If RSA 3072 is equal to 128 bit symmetric and 2048 is equal to 112 bit symmetric then 128-112= 16 and 2^16= 65,536. In that case wouldn't this make 3072 more future proof against quantum computers or does Shor's algorithm mean they will both be equally useless?
Also, how many bits of symmetric is RSA 4096 equal to?
If RSA 3072 is equal to 128 bit symmetric and 2048 is equal to 112 bit symmetric...
To be precise, a 2048 bit composite is estimated to take approximately $2^{112}$ operations using the Number Field Sieve algorithm; 3072 bit composites are estimated to take approximately $2^{128}$ operations using that same operation.
Since the Number Field Sieve (NFS) algorithm is the fastest factoring algorithm known on a classical computer for large general composites, this is taken as the work estimate
In that case wouldn't this make 3072 more future proof against quantum computers or does Shor's algorithm mean they will both be equally useless?
Once we bring Quantum Computers and Shor's algorithm into the mix, that opens up another algorithm that is potentially more efficient than NFS. And, for Shor's, 3072 bit integers isn't that much more difficult that 2048 bit ones.
Q: RSA 3072 is 65,536 more difficult to factor than 2048? If RSA 3072 is equal to 128 bit symmetric and 2048 is equal to 112 bit symmetric then 128-112= 16 and 2^16= 65,536.
Basically yes.
Q: In that case wouldn't this make 3072 more future proof against quantum computers or does Shor's algorithm mean they will both be equally useless?
The point of quantum computing is that the above calculation doesn't work anymore. It solves the problem in polynomial time. From Wikipedia:
On a quantum computer, to factor an integer $N$, Shor's algorithm runs in polynomial time (the time taken is polynomial in log $N$, which is the size of the input). Specifically it takes quantum gates of order $O((\log N)^2(\log \log N)(\log \log \log N))$ using fast multiplication ...
===============
TO-DO LIST ->
a: Quote the RSA key size thread from "To be precise, a" up to and including "2048 bit ones.".
b: In the RSA key size thread, about how many operations is the Number Field Sieve estimated to need to factor a 2048-bit composite?
c: Write the next part of the RSA key size thread, picking up after its last sentence.

GIVEN DATA ->
===============
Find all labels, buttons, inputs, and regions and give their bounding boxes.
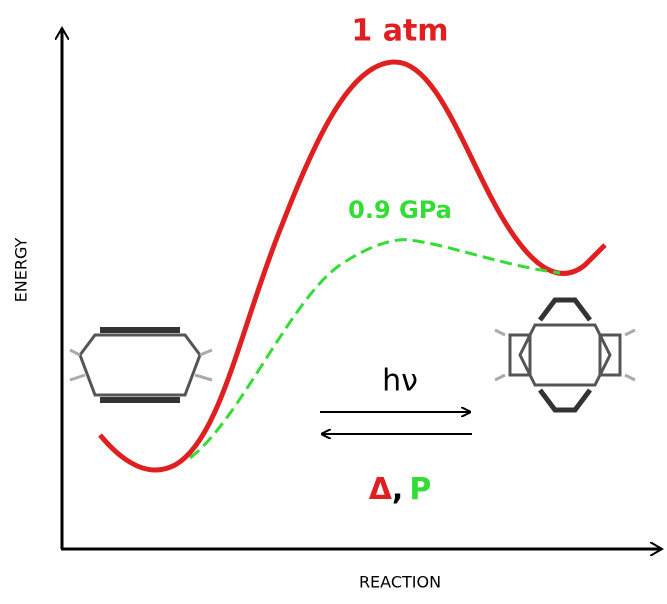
===============
THE RESPONSES ->
a:
To be precise, a 2048 bit composite is estimated to take approximately $2^{112}$ operations using the Number Field Sieve algorithm; 3072 bit composites are estimated to take approximately $2^{128}$ operations using that same operation.
Since the Number Field Sieve (NFS) algorithm is the fastest factoring algorithm known on a classical computer for large general composites, this is taken as the work estimate
In that case wouldn't this make 3072 more future proof against quantum computers or does Shor's algorithm mean they will both be equally useless?
Once we bring Quantum Computers and Shor's algorithm into the mix, that opens up another algorithm that is potentially more efficient than NFS. And, for Shor's, 3072 bit integers isn't that much more difficult that 2048 bit ones.

b: Approximately 2^112 operations.

c:
As you can see, larger $N$ will still slow down the attack, but not as much as classical attacks. Furthermore, higher values of $N$ also require additional Qbits. Currently the number of Qbits and noise are the main culprits of building larger quantum computers.
In short, you'd need more time and especially a more complex quantum computer to attack larger key sizes. The current quantum computers we know about only handle toy key sizes.
That said, the quantum computer would not have to grow exponentially, and if they are able to factor large keys then the big problems facing QC have probably been overcome. So choosing a larger key size will have limited value; hence the quest for practical quantum resistant algorithms by e.g. NIST.
Q: Also, how many bits of symmetric is RSA 4096 equal to?
Well, the actual algorithm is rather complex, but here's the result from WolframAlpha using the input of this Q/A: about 156 bits (which is somewhat in-betweenish, so you won't find it in the pre-calculated tables).
Obviously, that's without taking QC into account. Note that symmetric primitives are much more resistant against GC attacks, so the above calculation will fail. I'll leave it as an exercise to calculate the equivalent symmetric key size using Shor's algorithm ;)